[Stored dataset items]
********************

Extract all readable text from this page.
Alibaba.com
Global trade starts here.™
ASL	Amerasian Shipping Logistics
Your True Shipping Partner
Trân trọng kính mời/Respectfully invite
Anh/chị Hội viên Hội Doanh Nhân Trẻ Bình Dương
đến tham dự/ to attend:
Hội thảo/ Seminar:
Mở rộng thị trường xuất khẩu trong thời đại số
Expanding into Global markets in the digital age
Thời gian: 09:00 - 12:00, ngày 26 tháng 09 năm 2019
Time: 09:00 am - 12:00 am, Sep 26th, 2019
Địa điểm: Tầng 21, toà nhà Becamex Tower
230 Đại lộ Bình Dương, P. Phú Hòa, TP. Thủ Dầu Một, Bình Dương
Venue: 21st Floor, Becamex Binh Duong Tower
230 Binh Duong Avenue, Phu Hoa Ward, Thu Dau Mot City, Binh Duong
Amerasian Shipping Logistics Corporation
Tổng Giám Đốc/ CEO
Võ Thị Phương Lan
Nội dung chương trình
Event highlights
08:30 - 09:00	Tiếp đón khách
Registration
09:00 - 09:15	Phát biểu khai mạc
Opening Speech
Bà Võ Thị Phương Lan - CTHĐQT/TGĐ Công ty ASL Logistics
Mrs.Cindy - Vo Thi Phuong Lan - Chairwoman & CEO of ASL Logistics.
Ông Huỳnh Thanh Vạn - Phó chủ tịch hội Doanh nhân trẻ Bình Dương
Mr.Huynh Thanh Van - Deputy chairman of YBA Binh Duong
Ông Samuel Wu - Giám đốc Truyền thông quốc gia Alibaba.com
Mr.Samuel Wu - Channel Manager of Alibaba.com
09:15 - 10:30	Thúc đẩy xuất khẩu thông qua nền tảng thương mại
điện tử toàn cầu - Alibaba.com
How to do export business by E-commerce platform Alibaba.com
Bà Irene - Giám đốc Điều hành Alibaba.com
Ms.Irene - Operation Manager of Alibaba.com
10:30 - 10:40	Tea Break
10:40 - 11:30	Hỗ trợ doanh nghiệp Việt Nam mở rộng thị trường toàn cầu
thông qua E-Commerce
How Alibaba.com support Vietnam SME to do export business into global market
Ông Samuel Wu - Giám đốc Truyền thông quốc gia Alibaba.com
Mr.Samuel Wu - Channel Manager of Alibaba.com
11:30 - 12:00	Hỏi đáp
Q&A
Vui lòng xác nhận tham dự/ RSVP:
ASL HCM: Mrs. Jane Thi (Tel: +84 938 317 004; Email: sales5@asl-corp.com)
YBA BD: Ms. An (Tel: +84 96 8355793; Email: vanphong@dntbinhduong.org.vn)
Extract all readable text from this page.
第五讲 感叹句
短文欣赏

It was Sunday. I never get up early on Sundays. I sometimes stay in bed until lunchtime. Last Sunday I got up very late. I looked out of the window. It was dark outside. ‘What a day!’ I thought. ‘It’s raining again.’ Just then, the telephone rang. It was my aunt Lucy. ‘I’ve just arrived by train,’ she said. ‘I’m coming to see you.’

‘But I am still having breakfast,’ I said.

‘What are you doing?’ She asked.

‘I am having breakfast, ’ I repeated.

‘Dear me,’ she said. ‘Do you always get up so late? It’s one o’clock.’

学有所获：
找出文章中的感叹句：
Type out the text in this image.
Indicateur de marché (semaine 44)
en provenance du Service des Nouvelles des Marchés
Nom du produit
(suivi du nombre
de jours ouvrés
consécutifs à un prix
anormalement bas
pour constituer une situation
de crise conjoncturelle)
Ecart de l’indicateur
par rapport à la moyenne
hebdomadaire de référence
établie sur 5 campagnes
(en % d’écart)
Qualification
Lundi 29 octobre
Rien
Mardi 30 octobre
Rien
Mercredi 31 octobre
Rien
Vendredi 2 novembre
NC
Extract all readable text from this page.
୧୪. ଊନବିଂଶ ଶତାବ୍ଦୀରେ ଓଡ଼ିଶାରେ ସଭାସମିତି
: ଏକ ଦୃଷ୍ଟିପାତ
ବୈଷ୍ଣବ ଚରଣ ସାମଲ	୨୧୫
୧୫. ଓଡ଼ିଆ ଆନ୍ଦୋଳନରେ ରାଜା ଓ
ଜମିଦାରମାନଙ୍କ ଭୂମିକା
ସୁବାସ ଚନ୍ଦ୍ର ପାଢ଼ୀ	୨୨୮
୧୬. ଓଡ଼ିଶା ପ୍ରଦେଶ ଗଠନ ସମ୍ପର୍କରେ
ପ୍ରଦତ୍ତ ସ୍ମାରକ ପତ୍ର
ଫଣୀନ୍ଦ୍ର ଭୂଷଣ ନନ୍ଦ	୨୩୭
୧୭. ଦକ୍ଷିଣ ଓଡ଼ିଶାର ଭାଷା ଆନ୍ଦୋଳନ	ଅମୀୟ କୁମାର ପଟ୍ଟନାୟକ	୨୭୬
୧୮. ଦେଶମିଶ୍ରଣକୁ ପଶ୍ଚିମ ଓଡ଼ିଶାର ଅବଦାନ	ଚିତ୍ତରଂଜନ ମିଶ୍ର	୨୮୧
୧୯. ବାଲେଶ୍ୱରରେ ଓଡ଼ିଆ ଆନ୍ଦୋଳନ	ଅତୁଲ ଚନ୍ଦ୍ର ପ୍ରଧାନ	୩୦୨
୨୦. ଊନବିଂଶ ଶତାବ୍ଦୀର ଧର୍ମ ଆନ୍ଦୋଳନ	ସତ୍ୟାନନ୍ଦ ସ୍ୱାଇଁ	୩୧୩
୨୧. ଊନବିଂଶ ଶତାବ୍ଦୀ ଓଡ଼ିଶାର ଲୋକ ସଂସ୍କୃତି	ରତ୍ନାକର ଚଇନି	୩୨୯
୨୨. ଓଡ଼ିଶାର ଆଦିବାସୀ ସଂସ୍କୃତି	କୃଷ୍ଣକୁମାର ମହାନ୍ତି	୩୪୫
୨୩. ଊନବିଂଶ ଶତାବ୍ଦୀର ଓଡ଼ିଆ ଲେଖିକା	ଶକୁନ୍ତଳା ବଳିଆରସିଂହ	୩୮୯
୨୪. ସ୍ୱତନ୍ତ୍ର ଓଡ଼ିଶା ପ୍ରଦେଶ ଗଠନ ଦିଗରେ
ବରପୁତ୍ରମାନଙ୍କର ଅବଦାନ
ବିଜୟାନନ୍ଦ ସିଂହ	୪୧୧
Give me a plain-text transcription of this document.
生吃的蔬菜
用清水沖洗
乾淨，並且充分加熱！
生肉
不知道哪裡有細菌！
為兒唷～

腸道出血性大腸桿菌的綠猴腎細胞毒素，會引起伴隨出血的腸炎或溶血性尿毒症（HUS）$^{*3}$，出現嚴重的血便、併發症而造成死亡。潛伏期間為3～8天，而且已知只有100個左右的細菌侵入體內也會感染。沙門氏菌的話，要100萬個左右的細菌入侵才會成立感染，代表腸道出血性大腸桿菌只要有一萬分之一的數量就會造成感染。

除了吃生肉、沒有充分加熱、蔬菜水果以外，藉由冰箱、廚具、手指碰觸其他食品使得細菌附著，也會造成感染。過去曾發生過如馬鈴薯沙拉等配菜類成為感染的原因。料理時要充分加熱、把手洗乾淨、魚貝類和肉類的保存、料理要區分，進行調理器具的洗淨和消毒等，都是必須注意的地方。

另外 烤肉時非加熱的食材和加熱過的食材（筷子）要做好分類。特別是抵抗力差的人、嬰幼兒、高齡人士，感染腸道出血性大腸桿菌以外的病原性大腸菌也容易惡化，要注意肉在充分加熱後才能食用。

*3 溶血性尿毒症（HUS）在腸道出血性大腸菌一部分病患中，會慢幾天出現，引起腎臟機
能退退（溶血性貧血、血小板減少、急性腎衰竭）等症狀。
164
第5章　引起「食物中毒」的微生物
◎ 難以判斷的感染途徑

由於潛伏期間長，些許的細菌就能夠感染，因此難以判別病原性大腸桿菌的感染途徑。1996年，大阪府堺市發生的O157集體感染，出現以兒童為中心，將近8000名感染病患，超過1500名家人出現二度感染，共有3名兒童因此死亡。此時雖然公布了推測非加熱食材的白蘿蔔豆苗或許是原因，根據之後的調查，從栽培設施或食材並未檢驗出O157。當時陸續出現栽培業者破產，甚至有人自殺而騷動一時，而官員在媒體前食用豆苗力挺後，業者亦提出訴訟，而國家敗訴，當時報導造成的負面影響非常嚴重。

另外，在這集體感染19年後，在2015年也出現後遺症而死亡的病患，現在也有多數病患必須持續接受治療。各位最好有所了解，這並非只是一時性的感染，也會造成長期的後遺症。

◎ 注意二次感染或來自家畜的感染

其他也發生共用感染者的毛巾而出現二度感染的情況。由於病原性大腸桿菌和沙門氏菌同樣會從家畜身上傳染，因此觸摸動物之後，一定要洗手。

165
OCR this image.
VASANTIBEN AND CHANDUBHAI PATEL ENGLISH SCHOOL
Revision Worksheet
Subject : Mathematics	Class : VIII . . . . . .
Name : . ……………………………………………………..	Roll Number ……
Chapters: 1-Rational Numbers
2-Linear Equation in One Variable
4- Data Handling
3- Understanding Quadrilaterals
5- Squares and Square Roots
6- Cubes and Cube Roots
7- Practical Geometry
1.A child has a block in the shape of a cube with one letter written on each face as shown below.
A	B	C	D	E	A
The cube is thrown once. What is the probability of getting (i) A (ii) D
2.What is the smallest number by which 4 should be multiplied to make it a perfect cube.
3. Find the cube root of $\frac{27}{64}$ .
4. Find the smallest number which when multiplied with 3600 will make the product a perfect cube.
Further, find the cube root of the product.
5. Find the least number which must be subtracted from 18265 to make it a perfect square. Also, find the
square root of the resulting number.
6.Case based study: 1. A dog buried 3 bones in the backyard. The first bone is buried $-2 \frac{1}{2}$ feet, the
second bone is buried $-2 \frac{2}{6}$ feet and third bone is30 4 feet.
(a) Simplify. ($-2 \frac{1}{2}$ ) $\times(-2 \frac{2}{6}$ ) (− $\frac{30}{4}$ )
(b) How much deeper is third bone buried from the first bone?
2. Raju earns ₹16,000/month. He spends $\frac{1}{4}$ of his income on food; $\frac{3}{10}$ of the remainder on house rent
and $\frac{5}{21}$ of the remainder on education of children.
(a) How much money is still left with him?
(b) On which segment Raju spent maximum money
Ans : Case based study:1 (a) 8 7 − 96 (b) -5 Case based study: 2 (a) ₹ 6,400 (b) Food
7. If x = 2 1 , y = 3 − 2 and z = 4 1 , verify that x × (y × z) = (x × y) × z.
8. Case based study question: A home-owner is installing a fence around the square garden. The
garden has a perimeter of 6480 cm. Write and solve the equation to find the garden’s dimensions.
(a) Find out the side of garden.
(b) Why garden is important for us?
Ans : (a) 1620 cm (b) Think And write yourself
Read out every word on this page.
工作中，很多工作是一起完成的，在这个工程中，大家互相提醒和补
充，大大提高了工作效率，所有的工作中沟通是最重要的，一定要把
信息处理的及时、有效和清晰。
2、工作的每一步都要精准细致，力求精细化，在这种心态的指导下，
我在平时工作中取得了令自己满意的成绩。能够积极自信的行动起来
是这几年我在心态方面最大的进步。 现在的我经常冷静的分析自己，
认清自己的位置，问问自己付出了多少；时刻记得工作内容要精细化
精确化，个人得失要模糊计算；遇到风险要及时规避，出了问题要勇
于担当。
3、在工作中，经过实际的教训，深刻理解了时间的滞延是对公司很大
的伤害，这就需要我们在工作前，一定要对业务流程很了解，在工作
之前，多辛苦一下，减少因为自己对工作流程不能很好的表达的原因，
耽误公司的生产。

********************

Identify and copy the lines holding the word "still".

▶ _RESPONSE TO THIS TASK_:
‘But I am still having breakfast,’ I said.
(a) How much money is still left with him?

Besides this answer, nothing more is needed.